* start Data provided *
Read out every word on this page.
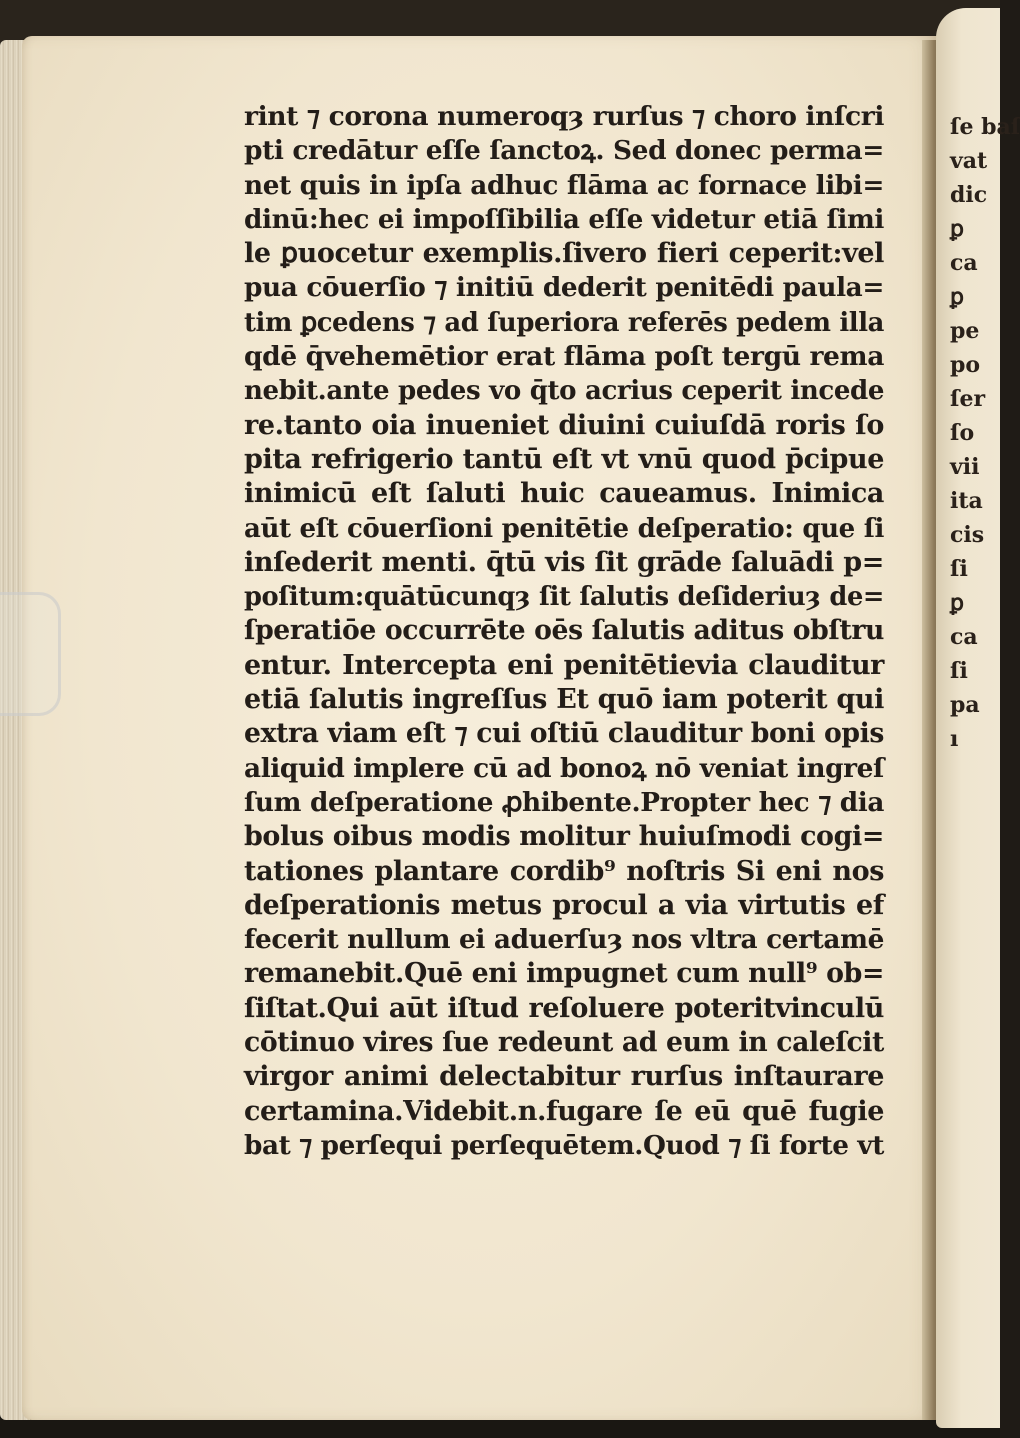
ſe baſ
vat
dic
ꝑ
ca
ꝑ
pe
po
ſer
ſo
vii
ita
cis
ſi
ꝑ
ca
ſi
pa
ı
rint ⁊ corona numeroqȝ rurſus ⁊ choro inſcri
pti credātur eſſe ſanctoꝝ. Sed donec perma=
net quis in ipſa adhuc flāma ac fornace libi=
dinū:hec ei impoſſibilia eſſe videtur etiā ſimi
le ꝑuocetur exemplis.ſivero fieri ceperit:vel
pua cōuerſio ⁊ initiū dederit penitēdi paula=
tim ꝑcedens ⁊ ad ſuperiora referēs pedem illa
qdē q̄vehemētior erat flāma poſt tergū rema
nebit.ante pedes vo q̄to acrius ceperit incede
re.tanto oia inueniet diuini cuiuſdā roris ſo
pita refrigerio tantū eſt vt vnū quod p̄cipue
inimicū eſt ſaluti huic caueamus. Inimica
aūt eſt cōuerſioni penitētie deſperatio: que ſi
inſederit menti. q̄tū vis ſit grāde ſaluādi p=
poſitum:quātūcunqȝ ſit ſalutis deſideriuȝ de=
ſperatiōe occurrēte oēs ſalutis aditus obſtru
entur. Intercepta eni penitētievia clauditur
etiā ſalutis ingreſſus Et quō iam poterit qui
extra viam eſt ⁊ cui oſtiū clauditur boni opis
aliquid implere cū ad bonoꝝ nō veniat ingreſ
ſum deſperatione ꝓhibente.Propter hec ⁊ dia
bolus oibus modis molitur huiuſmodi cogi=
tationes plantare cordib⁹ noſtris Si eni nos
deſperationis metus procul a via virtutis ef
fecerit nullum ei aduerſuȝ nos vltra certamē
remanebit.Quē eni impugnet cum null⁹ ob=
ſiſtat.Qui aūt iſtud reſoluere poteritvinculū
cōtinuo vires ſue redeunt ad eum in caleſcit
virgor animi delectabitur rurſus inſtaurare
certamina.Videbit.n.fugare ſe eū quē fugie
bat ⁊ perſequi perſequētem.Quod ⁊ ſi forte vt
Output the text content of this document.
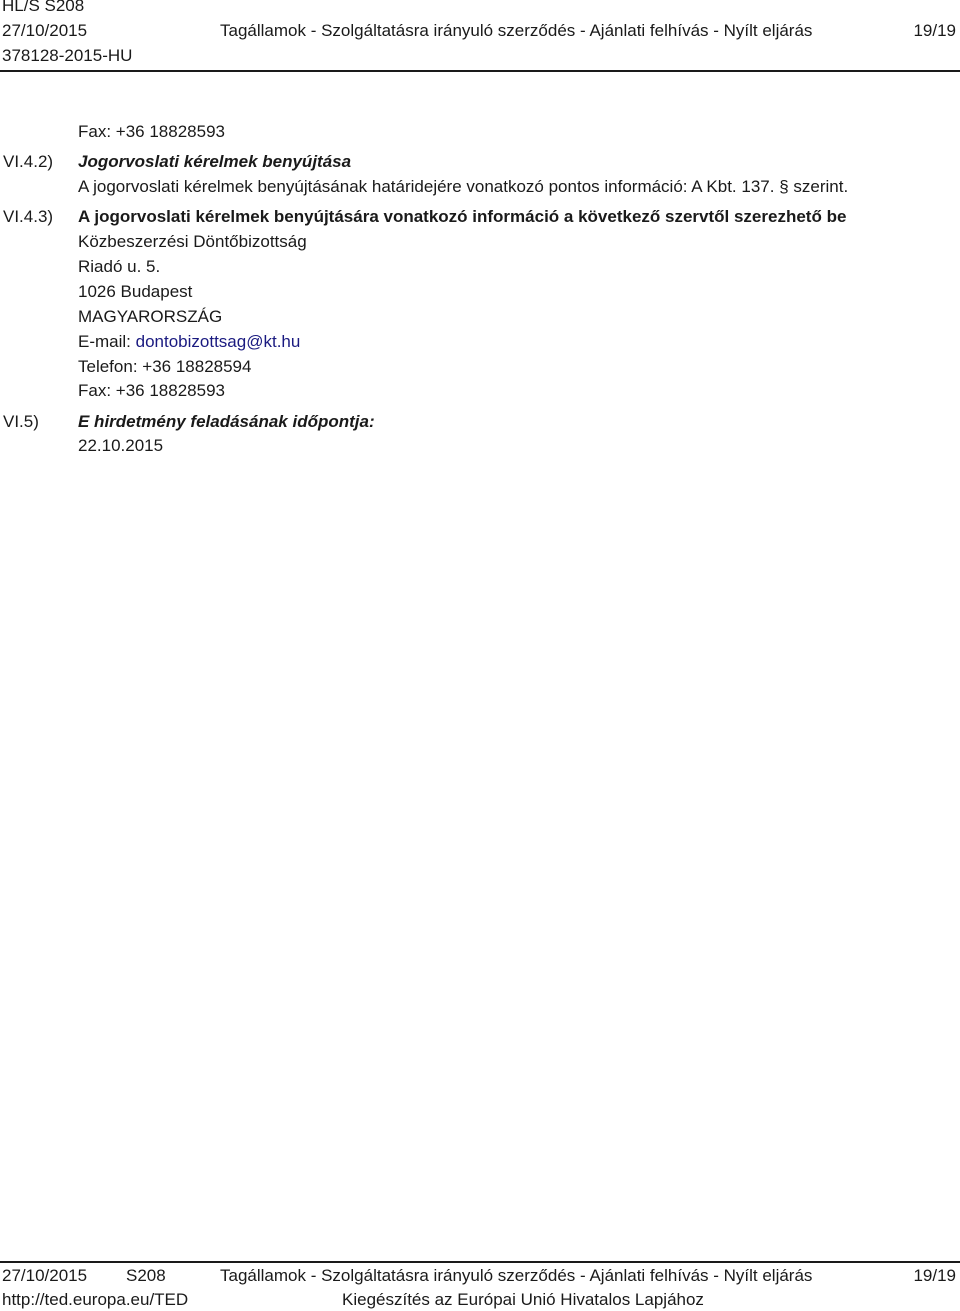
HL/S S208
27/10/2015
378128-2015-HU
Tagállamok - Szolgáltatásra irányuló szerződés - Ajánlati felhívás - Nyílt eljárás	19/19
Fax: +36 18828593
VI.4.2) Jogorvoslati kérelmek benyújtása
A jogorvoslati kérelmek benyújtásának határidejére vonatkozó pontos információ: A Kbt. 137. § szerint.
VI.4.3) A jogorvoslati kérelmek benyújtására vonatkozó információ a következő szervtől szerezhető be
Közbeszerzési Döntőbizottság
Riadó u. 5.
1026 Budapest
MAGYARORSZÁG
E-mail: dontobizottsag@kt.hu
Telefon: +36 18828594
Fax: +36 18828593
VI.5) E hirdetmény feladásának időpontja:
22.10.2015
27/10/2015 S208	Tagállamok - Szolgáltatásra irányuló szerződés - Ajánlati felhívás - Nyílt eljárás	19/19
http://ted.europa.eu/TED	Kiegészítés az Európai Unió Hivatalos Lapjához
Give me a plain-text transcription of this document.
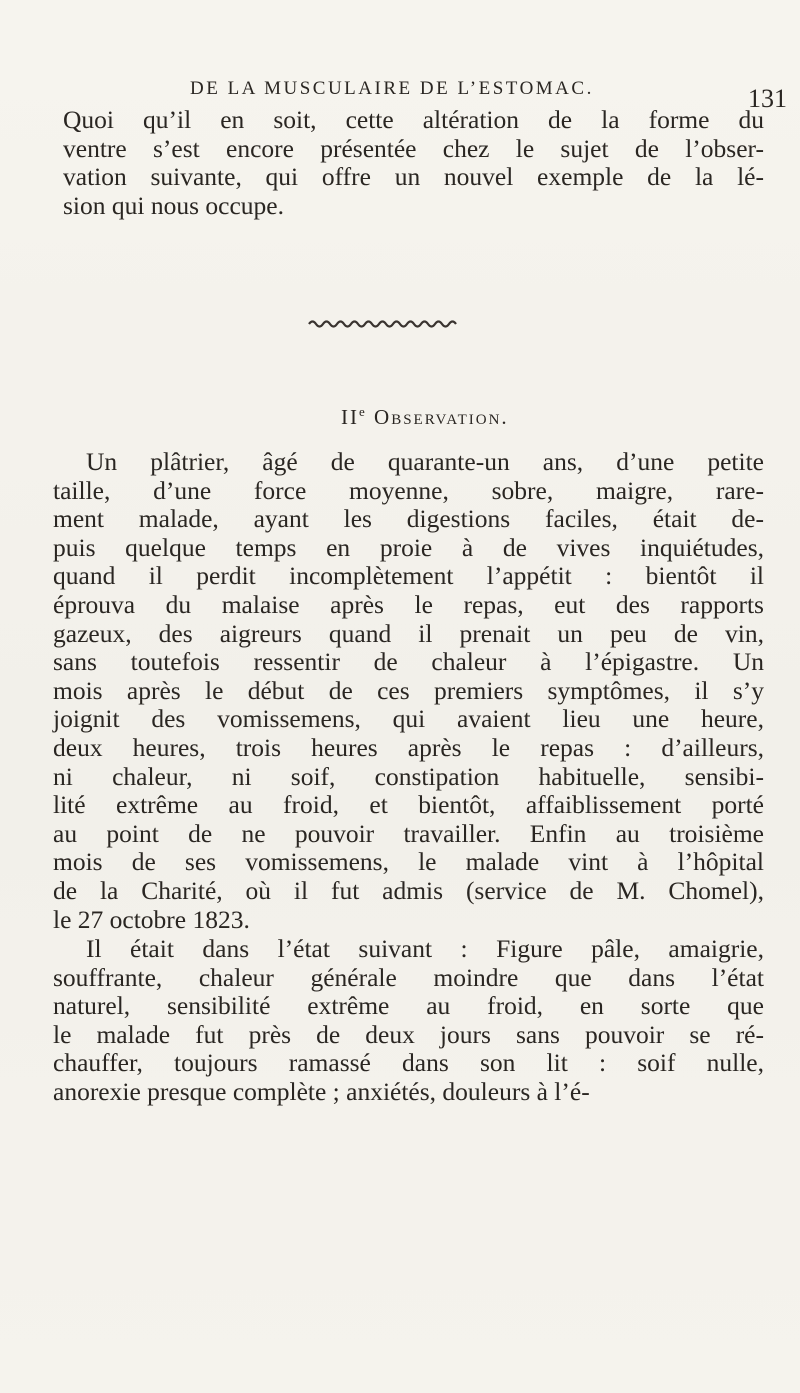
DE LA MUSCULAIRE DE L’ESTOMAC.	131
Quoi qu’il en soit, cette altération de la forme du
ventre s’est encore présentée chez le sujet de l’obser-
vation suivante, qui offre un nouvel exemple de la lé-
sion qui nous occupe.
IIe Observation.
Un plâtrier, âgé de quarante-un ans, d’une petite
taille, d’une force moyenne, sobre, maigre, rare-
ment malade, ayant les digestions faciles, était de-
puis quelque temps en proie à de vives inquiétudes,
quand il perdit incomplètement l’appétit : bientôt il
éprouva du malaise après le repas, eut des rapports
gazeux, des aigreurs quand il prenait un peu de vin,
sans toutefois ressentir de chaleur à l’épigastre. Un
mois après le début de ces premiers symptômes, il s’y
joignit des vomissemens, qui avaient lieu une heure,
deux heures, trois heures après le repas : d’ailleurs,
ni chaleur, ni soif, constipation habituelle, sensibi-
lité extrême au froid, et bientôt, affaiblissement porté
au point de ne pouvoir travailler. Enfin au troisième
mois de ses vomissemens, le malade vint à l’hôpital
de la Charité, où il fut admis (service de M. Chomel),
le 27 octobre 1823.
Il était dans l’état suivant : Figure pâle, amaigrie,
souffrante, chaleur générale moindre que dans l’état
naturel, sensibilité extrême au froid, en sorte que
le malade fut près de deux jours sans pouvoir se ré-
chauffer, toujours ramassé dans son lit : soif nulle,
anorexie presque complète ; anxiétés, douleurs à l’é-
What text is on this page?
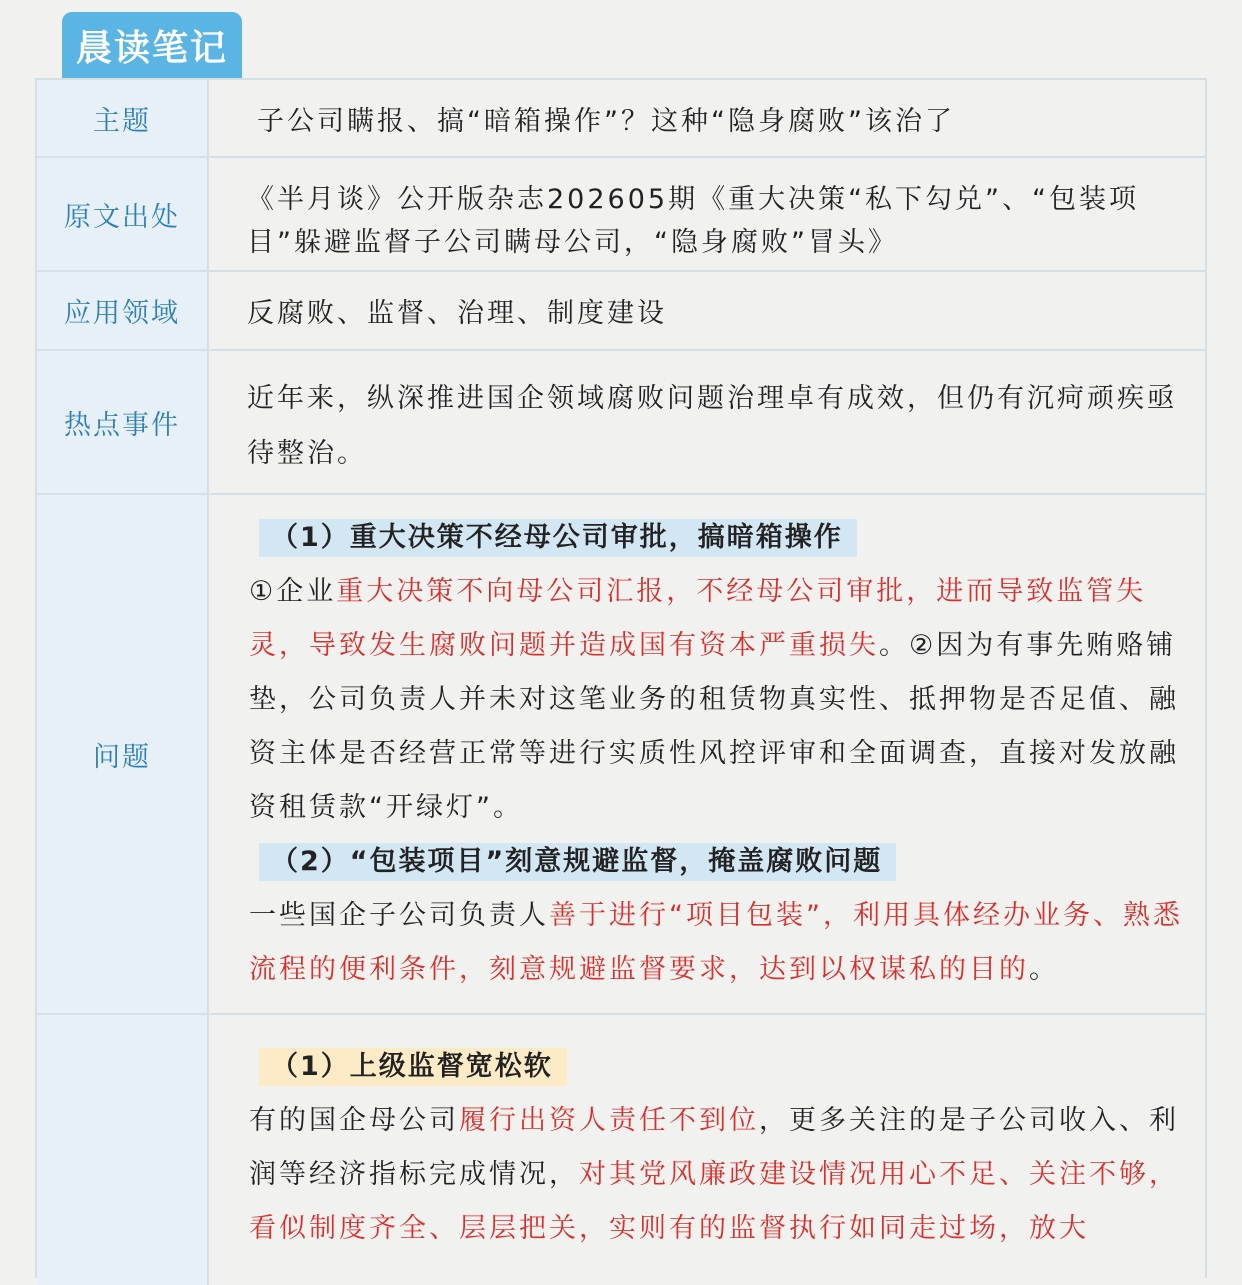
晨读笔记
主题	子公司瞒报、搞“暗箱操作”？这种“隐身腐败”该治了
原文出处

《半月谈》公开版杂志202605期《重大决策“私下勾兑”、“包装项

目”躲避监督子公司瞒母公司，“隐身腐败”冒头》

应用领域	反腐败、监督、治理、制度建设
热点事件

近年来，纵深推进国企领域腐败问题治理卓有成效，但仍有沉疴顽疾亟待整治。

问题
（1）重大决策不经母公司审批，搞暗箱操作

①企业重大决策不向母公司汇报，不经母公司审批，进而导致监管失灵，导致发生腐败问题并造成国有资本严重损失。②因为有事先贿赂铺垫，公司负责人并未对这笔业务的租赁物真实性、抵押物是否足值、融资主体是否经营正常等进行实质性风控评审和全面调查，直接对发放融资租赁款“开绿灯”。

（2）“包装项目”刻意规避监督，掩盖腐败问题

一些国企子公司负责人善于进行“项目包装”，利用具体经办业务、熟悉流程的便利条件，刻意规避监督要求，达到以权谋私的目的。

（1）上级监督宽松软

有的国企母公司履行出资人责任不到位，更多关注的是子公司收入、利润等经济指标完成情况，对其党风廉政建设情况用心不足、关注不够，看似制度齐全、层层把关，实则有的监督执行如同走过场，放大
* end Data provided *
▸ Aim: Answer with one number: how many lines in the listing hold "sans".

▸ Result for this task: 2